Stored records
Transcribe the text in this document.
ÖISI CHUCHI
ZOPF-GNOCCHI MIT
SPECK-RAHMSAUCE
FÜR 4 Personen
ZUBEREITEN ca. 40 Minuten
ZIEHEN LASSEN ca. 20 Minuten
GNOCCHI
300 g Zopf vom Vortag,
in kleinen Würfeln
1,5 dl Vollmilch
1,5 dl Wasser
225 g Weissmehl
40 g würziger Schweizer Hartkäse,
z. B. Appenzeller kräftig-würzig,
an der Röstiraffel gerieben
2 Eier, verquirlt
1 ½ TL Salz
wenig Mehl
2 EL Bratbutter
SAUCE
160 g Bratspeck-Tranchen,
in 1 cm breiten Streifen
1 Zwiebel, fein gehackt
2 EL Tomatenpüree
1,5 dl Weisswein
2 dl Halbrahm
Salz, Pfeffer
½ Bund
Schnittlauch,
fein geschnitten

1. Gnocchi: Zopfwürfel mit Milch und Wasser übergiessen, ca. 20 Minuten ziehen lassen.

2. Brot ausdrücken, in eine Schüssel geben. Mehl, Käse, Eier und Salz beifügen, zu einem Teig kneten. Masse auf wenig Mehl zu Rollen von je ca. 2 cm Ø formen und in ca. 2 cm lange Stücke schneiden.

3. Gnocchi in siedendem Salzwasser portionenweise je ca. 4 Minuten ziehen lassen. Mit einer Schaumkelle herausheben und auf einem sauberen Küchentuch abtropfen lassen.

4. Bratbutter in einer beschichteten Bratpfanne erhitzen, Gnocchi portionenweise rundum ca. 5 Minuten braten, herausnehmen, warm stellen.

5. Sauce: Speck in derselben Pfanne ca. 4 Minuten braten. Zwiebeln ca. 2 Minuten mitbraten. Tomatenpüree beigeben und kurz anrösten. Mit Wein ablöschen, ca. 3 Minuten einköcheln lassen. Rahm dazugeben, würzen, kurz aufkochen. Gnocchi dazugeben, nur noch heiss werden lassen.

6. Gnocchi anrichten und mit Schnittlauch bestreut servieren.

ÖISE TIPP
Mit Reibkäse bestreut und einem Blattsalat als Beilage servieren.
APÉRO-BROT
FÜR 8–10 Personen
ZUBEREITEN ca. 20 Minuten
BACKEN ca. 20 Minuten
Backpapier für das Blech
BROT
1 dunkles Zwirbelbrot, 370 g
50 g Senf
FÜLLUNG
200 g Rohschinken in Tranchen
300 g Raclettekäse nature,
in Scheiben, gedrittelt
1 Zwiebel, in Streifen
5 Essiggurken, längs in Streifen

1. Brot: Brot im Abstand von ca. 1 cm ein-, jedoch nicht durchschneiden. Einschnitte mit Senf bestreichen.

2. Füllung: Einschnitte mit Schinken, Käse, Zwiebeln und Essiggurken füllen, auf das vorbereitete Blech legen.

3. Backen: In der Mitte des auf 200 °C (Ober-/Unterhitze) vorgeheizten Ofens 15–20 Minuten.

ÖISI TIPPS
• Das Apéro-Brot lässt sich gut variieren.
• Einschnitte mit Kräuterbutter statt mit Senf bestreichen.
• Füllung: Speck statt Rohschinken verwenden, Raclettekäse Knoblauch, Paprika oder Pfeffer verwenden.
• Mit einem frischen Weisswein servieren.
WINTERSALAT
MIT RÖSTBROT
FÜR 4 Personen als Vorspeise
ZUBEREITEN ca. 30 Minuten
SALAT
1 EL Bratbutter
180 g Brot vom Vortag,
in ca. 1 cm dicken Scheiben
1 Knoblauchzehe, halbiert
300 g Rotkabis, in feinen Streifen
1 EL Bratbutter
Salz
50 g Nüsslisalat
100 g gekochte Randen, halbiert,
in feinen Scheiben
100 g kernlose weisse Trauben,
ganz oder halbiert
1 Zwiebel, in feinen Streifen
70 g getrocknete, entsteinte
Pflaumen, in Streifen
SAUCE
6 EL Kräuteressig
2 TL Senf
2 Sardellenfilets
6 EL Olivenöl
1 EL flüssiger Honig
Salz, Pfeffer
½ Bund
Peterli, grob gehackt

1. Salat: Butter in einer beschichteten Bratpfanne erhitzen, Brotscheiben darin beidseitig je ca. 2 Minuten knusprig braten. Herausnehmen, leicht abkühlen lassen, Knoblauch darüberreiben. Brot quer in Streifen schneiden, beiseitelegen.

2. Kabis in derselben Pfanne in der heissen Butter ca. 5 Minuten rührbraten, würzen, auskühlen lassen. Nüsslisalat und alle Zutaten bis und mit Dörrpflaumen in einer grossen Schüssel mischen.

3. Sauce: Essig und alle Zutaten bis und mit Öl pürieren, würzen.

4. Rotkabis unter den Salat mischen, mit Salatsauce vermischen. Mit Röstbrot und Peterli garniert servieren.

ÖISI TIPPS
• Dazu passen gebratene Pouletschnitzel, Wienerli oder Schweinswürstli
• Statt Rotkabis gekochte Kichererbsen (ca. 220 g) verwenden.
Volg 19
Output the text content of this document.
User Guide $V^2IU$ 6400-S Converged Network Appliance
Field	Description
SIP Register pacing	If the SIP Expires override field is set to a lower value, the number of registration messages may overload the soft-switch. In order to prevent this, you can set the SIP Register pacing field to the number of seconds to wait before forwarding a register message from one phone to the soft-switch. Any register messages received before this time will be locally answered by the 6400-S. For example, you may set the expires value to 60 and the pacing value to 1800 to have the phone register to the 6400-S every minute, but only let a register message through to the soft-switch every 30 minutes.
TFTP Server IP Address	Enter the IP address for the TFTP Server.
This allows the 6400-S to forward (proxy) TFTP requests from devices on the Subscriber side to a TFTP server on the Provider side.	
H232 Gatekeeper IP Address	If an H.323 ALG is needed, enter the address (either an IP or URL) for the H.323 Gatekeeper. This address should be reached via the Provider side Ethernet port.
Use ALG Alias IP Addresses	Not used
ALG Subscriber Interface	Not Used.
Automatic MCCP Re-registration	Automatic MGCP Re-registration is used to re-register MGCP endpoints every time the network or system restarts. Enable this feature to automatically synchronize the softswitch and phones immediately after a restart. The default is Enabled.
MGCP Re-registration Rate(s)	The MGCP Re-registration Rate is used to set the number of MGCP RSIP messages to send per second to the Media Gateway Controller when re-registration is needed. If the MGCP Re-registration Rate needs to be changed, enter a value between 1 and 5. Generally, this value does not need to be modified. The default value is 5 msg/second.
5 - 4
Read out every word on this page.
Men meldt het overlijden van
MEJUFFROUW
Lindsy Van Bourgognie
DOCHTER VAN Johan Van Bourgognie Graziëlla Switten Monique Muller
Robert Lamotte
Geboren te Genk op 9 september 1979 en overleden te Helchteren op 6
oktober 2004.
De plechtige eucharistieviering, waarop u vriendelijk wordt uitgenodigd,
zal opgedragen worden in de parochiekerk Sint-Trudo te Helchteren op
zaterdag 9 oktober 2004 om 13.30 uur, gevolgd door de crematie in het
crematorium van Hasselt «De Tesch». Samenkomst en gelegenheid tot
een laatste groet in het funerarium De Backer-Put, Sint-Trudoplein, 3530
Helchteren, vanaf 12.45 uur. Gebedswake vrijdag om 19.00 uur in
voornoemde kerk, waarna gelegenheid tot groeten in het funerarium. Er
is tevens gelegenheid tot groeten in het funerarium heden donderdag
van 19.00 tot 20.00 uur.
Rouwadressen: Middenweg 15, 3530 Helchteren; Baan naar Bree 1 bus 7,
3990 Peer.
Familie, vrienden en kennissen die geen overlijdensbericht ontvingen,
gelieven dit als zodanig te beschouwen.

WRITTEN TASK
Looking at the material above, count the lines containing the string "würzen" and reply with the count alone.

RIGHT ANSWER
3